SET PROBLEM
Read the entries below and pull out each line with the string "ylabel".

· · · · · · ·

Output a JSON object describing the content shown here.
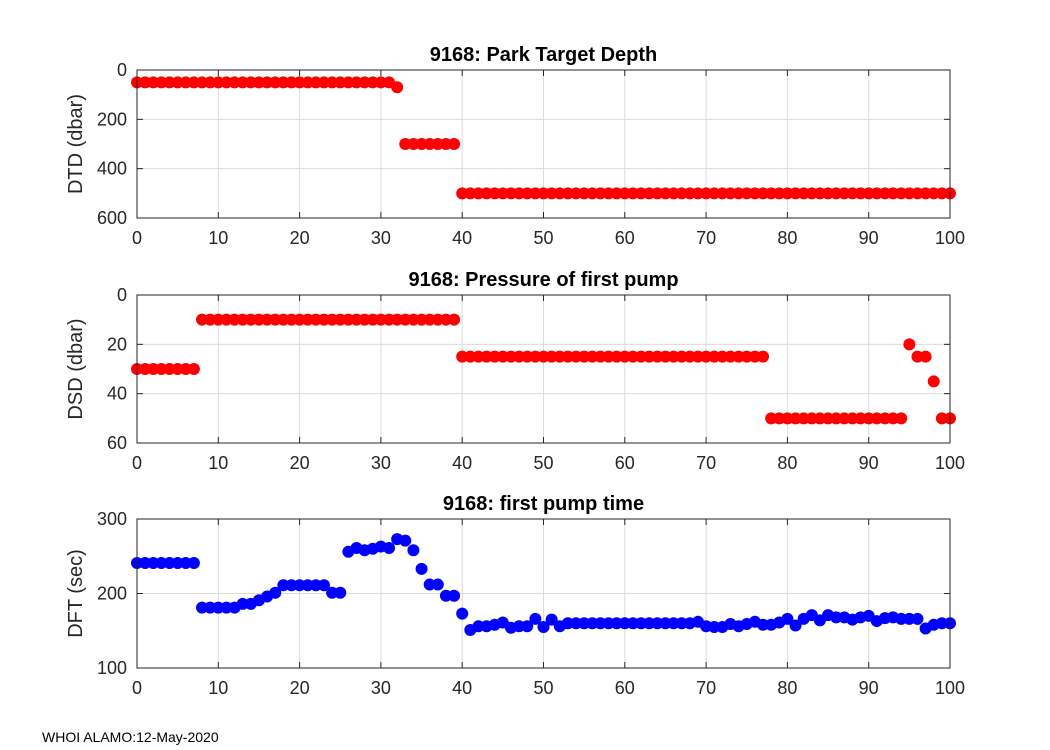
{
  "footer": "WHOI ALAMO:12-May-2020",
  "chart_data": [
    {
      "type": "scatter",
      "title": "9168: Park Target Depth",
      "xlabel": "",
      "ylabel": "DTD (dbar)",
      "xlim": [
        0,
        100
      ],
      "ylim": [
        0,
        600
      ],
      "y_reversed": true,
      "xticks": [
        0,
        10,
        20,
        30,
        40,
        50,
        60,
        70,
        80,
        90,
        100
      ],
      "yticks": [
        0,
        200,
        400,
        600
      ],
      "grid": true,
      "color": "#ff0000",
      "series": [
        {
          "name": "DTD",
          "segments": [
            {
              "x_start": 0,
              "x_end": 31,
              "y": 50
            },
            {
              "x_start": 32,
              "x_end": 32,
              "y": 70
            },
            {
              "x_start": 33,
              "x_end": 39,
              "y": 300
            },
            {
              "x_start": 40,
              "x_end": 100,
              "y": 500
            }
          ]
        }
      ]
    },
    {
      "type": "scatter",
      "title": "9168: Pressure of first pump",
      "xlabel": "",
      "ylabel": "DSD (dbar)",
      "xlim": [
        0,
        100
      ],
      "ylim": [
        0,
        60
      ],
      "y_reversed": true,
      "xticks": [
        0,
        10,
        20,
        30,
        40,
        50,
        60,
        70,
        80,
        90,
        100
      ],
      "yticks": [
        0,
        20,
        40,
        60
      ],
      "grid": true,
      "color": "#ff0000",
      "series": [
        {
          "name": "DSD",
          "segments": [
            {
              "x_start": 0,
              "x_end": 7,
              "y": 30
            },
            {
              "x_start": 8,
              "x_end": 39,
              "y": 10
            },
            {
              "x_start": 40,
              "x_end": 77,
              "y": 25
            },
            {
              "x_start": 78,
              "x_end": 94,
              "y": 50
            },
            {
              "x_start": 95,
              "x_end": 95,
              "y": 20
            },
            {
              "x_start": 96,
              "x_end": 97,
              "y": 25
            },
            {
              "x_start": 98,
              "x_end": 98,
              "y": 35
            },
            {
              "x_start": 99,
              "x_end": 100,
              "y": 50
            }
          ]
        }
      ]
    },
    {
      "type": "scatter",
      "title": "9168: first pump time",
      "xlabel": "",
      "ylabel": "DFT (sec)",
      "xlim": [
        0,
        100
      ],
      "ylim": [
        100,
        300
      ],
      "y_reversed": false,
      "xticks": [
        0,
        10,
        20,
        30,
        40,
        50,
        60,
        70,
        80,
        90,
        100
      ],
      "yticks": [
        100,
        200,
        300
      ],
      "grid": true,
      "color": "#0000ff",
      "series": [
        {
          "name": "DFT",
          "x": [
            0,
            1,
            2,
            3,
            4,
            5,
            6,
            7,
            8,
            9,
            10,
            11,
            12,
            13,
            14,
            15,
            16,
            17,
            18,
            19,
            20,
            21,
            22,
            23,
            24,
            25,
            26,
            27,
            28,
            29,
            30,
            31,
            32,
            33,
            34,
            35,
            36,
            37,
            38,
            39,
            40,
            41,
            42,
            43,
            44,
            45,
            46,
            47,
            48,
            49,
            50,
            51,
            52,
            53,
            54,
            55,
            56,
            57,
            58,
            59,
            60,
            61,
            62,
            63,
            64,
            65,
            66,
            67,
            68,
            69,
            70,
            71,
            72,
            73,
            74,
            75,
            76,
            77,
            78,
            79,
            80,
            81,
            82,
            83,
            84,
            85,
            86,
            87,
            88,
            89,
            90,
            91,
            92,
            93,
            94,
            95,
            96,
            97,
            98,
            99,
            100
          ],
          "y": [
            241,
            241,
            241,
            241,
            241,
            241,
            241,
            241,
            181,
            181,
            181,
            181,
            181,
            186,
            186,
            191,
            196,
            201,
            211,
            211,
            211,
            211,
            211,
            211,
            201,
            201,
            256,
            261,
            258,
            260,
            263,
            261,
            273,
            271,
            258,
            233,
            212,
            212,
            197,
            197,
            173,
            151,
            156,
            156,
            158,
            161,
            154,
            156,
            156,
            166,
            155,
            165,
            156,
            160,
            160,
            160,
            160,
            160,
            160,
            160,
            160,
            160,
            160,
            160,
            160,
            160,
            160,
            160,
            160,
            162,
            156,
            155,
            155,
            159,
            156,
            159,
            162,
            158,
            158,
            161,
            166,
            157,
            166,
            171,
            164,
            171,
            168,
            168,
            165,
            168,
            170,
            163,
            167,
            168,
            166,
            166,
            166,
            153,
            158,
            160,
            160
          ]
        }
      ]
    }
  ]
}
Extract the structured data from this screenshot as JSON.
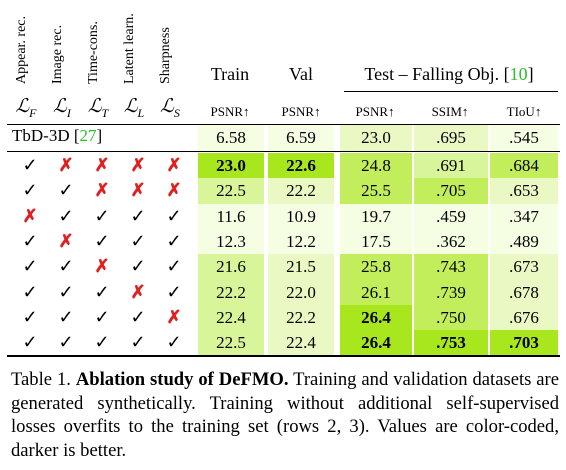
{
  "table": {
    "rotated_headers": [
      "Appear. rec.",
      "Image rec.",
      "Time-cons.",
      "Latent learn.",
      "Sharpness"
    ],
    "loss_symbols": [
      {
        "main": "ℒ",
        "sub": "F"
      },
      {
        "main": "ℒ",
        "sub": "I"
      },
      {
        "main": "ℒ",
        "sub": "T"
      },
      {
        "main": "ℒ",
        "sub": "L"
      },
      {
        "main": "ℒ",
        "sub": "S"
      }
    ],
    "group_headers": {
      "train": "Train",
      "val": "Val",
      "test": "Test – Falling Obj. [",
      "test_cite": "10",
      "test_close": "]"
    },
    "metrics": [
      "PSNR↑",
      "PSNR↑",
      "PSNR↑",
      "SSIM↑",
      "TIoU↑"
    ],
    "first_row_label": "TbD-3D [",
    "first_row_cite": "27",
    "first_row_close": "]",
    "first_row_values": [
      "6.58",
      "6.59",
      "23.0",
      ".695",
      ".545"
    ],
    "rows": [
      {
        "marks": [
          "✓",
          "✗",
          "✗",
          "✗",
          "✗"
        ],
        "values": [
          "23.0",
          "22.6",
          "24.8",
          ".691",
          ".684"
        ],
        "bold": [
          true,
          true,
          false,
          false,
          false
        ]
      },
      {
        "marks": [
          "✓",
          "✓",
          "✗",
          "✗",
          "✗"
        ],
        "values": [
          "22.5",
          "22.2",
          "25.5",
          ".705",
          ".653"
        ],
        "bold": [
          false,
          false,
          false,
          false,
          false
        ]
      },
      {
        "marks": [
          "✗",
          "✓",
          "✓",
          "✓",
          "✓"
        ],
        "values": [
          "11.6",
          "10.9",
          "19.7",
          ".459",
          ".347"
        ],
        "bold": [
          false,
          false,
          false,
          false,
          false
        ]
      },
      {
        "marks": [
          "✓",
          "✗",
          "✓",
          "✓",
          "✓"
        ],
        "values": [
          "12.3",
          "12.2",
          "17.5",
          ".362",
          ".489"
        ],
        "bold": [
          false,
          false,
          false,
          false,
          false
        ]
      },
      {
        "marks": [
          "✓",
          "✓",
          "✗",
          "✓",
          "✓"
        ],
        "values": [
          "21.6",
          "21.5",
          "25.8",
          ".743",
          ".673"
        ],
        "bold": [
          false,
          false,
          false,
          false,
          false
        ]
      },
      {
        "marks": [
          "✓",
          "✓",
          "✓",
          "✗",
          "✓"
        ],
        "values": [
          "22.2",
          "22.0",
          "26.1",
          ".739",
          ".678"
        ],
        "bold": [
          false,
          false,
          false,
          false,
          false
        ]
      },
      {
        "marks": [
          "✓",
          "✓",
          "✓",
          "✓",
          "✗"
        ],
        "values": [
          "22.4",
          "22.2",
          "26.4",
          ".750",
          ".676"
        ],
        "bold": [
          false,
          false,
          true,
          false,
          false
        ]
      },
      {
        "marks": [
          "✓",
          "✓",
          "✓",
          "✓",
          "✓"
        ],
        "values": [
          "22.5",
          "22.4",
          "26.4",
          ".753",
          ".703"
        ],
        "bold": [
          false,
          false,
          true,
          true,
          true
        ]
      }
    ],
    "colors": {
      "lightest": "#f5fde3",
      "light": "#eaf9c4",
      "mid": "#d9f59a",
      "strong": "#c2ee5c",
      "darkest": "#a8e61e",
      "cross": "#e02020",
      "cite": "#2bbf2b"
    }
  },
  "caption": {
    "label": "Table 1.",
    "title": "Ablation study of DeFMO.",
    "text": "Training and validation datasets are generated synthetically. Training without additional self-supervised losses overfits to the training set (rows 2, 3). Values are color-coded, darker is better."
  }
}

· · · · · · ·

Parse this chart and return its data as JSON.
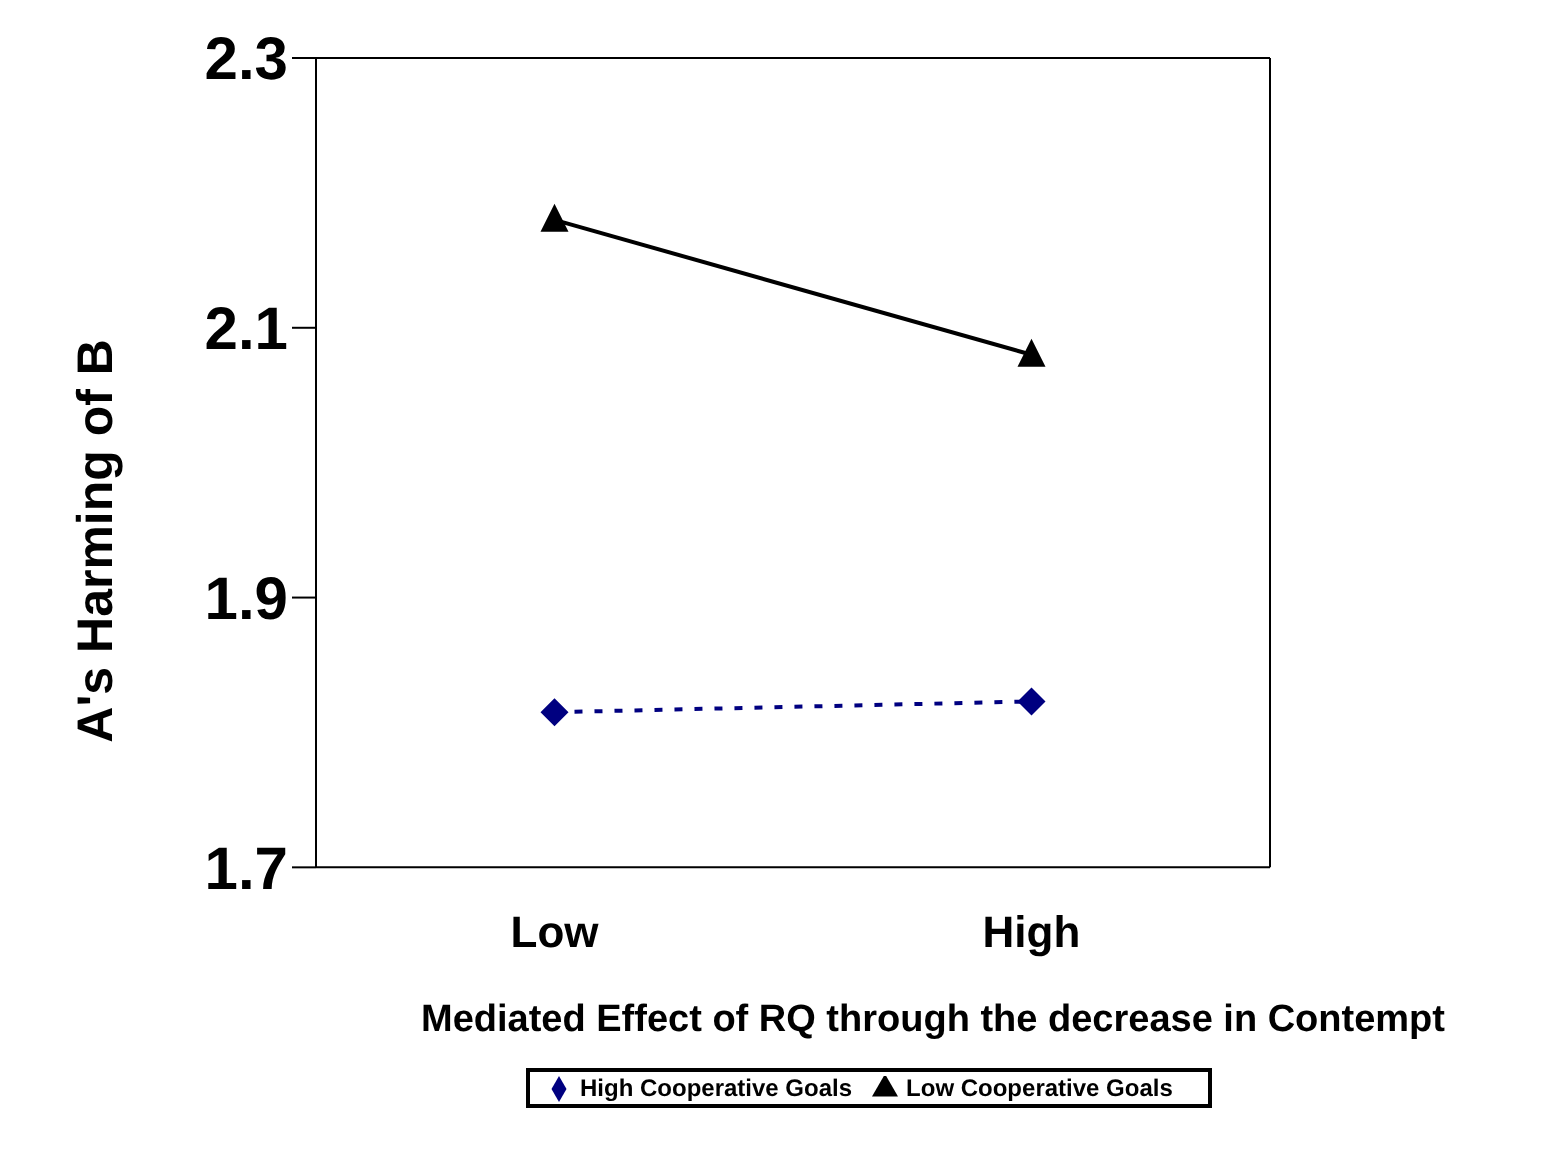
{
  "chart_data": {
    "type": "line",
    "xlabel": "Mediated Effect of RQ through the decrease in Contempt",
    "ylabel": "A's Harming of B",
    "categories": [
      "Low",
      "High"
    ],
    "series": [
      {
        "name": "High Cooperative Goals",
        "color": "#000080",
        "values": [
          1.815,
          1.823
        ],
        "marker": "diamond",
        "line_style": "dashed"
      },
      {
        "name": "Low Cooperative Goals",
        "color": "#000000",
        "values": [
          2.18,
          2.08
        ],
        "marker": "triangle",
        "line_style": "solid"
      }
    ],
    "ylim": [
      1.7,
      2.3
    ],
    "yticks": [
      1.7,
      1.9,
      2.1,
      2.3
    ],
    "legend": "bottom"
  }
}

· · · · · · ·

THE COMPLETED TASK
      "ylabel": "DTD (dbar)",
      "ylabel": "DSD (dbar)",
      "ylabel": "DFT (sec)",
    "ylabel": "A's Harming of B",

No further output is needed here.